To-do list>
- 1) From the forum thread on e-book distribution, reproduce the passage starting with "I'll let you" and going on through "for Android phones.".
- 2) According to the forum thread on e-book distribution, on which apps will Forge of Stones be made specially available during the Smashwords Summer/Winter 2011 Sales?

Source>
-- begin --

That means that within two weeks' time at the most the e-book will be available from Barnes & Noble, Sony, Apple iBookstore, Kobo, Diesel, and Scrollmotion.

Since the price is still set to free perhaps B&N will not include it, I'm not sure on the legalese about that.

Hope Amazon picks up the free price soon enough.

I'll let you know, so you can let your friends know too. Enjoythe summer and let meknow!


----------



## stoneforger (Apr 22, 2011)

Hello! I was just notified from Smashwords about the Summer/Winter 2011 Sales – (Summer in the northern hemisphere, winter in the southern hemisphere). From what I can gather, Forge of Stones was automatically enrolled because it’s free, and it will be made specially available on sale at Stanza on the iPhone/iPod Touch, and on Aldiko for Android phones.

-- end --

Data section>
-- begin --

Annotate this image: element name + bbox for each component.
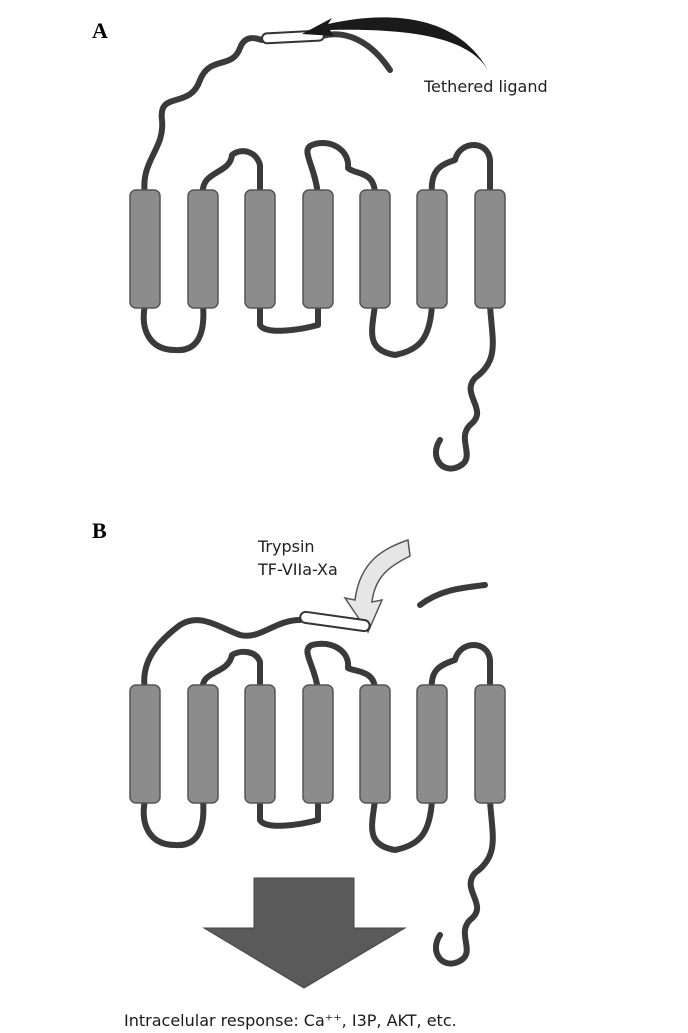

-- end --

Solutions to the exercise>
- 1)
I'll let you know, so you can let your friends know too. Enjoythe summer and let meknow!


----------



## stoneforger (Apr 22, 2011)

Hello! I was just notified from Smashwords about the Summer/Winter 2011 Sales – (Summer in the northern hemisphere, winter in the southern hemisphere). From what I can gather, Forge of Stones was automatically enrolled because it’s free, and it will be made specially available on sale at Stanza on the iPhone/iPod Touch, and on Aldiko for Android phones.

- 2) Stanza on the iPhone/iPod Touch and Aldiko for Android phones.